What you need to do: Below are some records. Pull every line that contains the word "star".

▽

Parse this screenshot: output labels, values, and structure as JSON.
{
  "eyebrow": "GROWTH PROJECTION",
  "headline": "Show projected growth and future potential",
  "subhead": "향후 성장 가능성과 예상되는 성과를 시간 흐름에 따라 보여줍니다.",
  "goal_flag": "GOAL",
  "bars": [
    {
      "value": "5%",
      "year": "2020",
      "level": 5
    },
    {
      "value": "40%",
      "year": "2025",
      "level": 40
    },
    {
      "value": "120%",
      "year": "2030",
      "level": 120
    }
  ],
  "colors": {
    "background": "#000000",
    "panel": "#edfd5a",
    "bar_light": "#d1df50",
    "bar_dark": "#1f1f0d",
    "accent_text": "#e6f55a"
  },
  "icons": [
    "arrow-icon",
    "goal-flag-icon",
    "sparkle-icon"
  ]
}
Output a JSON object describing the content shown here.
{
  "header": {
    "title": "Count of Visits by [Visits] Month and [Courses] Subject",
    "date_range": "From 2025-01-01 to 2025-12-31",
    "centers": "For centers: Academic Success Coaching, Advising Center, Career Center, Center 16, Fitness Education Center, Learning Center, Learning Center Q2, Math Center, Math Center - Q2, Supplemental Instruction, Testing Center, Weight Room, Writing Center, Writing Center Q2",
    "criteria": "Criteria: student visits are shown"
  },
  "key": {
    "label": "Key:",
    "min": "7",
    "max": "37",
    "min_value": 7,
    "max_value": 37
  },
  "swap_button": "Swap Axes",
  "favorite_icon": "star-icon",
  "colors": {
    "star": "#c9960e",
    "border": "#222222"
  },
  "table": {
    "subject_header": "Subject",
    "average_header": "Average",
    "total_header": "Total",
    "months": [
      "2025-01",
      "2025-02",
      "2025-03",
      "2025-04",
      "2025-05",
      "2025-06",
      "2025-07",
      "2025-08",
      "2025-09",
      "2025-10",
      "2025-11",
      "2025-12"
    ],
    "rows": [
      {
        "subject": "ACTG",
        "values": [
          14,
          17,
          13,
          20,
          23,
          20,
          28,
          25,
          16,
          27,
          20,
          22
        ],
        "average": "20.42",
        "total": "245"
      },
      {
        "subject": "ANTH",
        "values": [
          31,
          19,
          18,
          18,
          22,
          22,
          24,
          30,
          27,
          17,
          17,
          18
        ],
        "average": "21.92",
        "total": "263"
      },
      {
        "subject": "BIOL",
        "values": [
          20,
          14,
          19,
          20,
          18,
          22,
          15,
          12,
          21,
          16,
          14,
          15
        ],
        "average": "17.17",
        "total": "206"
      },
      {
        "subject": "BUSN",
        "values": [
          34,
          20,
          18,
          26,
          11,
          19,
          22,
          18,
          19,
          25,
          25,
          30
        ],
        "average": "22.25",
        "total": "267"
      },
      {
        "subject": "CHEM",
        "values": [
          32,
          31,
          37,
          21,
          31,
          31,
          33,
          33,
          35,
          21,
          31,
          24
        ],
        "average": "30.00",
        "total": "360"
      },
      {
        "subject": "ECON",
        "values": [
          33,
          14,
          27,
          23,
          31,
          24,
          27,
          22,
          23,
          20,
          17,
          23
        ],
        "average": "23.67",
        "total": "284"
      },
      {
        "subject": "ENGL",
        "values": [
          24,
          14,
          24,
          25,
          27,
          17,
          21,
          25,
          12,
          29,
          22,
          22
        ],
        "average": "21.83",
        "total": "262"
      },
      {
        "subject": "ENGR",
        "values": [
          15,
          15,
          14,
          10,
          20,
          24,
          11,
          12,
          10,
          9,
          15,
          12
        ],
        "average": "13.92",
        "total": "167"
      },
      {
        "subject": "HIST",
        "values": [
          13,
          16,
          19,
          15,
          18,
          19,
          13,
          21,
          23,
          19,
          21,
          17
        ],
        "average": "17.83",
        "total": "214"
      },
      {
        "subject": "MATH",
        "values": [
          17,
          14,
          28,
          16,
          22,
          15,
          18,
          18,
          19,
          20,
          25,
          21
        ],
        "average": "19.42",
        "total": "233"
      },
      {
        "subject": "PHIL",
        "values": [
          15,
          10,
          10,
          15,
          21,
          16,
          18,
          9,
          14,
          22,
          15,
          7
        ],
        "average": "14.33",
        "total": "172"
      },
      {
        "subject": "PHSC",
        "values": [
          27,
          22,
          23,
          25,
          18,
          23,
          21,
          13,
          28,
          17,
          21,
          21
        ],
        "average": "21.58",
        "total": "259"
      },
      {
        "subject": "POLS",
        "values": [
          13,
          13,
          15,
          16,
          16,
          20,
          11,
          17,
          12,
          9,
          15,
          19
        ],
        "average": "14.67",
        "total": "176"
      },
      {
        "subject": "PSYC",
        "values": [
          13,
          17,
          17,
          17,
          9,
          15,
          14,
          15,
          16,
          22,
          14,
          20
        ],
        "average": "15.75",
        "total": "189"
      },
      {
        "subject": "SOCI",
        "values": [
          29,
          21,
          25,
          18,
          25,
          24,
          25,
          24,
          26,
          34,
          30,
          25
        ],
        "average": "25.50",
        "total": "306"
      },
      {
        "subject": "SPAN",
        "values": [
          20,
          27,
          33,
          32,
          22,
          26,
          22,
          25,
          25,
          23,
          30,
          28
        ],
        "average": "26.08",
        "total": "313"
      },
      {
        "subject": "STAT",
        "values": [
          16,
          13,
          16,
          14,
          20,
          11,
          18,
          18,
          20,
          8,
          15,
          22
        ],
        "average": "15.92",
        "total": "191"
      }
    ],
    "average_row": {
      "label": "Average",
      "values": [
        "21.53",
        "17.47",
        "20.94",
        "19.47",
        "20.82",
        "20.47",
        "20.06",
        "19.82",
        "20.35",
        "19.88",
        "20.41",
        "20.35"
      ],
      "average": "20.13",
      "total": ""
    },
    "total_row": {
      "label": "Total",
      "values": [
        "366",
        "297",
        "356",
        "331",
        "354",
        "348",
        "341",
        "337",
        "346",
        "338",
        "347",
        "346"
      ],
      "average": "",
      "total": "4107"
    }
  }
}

△

Response:
  "favorite_icon": "star-icon",
    "star": "#c9960e",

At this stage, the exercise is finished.